### Directions for this task
Copy out the records precisely, omitting pictures.

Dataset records
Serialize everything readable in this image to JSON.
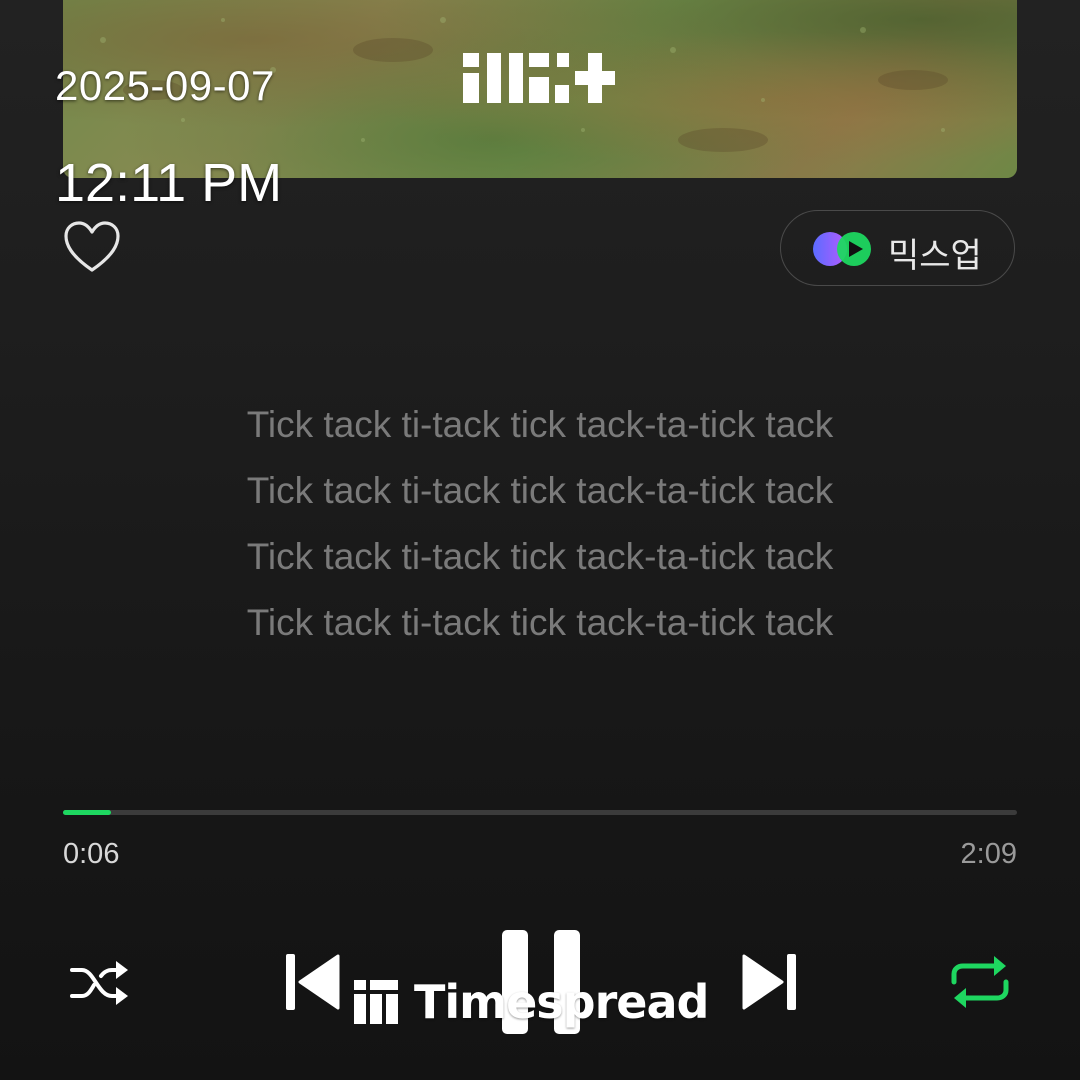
{
  "status_bar": {
    "date": "2025-09-07",
    "time": "12:11 PM"
  },
  "album": {
    "logo_icon": "artist-logo-glyph"
  },
  "actions": {
    "like_icon": "heart-outline-icon",
    "mixup_label": "믹스업",
    "mixup_icon": "mixup-icon"
  },
  "lyrics": [
    "Tick tack ti-tack tick tack-ta-tick tack",
    "Tick tack ti-tack tick tack-ta-tick tack",
    "Tick tack ti-tack tick tack-ta-tick tack",
    "Tick tack ti-tack tick tack-ta-tick tack"
  ],
  "playback": {
    "elapsed": "0:06",
    "total": "2:09",
    "progress_fraction": 0.05
  },
  "controls": {
    "shuffle_icon": "shuffle-icon",
    "previous_icon": "skip-previous-icon",
    "play_state_icon": "pause-icon",
    "next_icon": "skip-next-icon",
    "repeat_icon": "repeat-icon",
    "repeat_active": true
  },
  "watermark": {
    "text": "Timespread",
    "icon": "timespread-logo-icon"
  },
  "colors": {
    "accent": "#1ed760",
    "lyric": "#7a7a7a",
    "background": "#1b1b1b"
  }
}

### Correct output
Serialize everything readable in this image to JSON.
{
  "status_bar": {
    "date": "2025-09-07",
    "time": "12:11 PM"
  },
  "album": {
    "logo_icon": "artist-logo-glyph"
  },
  "actions": {
    "like_icon": "heart-outline-icon",
    "mixup_label": "믹스업",
    "mixup_icon": "mixup-icon"
  },
  "lyrics": [
    "Tick tack ti-tack tick tack-ta-tick tack",
    "Tick tack ti-tack tick tack-ta-tick tack",
    "Tick tack ti-tack tick tack-ta-tick tack",
    "Tick tack ti-tack tick tack-ta-tick tack"
  ],
  "playback": {
    "elapsed": "0:06",
    "total": "2:09",
    "progress_fraction": 0.05
  },
  "controls": {
    "shuffle_icon": "shuffle-icon",
    "previous_icon": "skip-previous-icon",
    "play_state_icon": "pause-icon",
    "next_icon": "skip-next-icon",
    "repeat_icon": "repeat-icon",
    "repeat_active": true
  },
  "watermark": {
    "text": "Timespread",
    "icon": "timespread-logo-icon"
  },
  "colors": {
    "accent": "#1ed760",
    "lyric": "#7a7a7a",
    "background": "#1b1b1b"
  }
}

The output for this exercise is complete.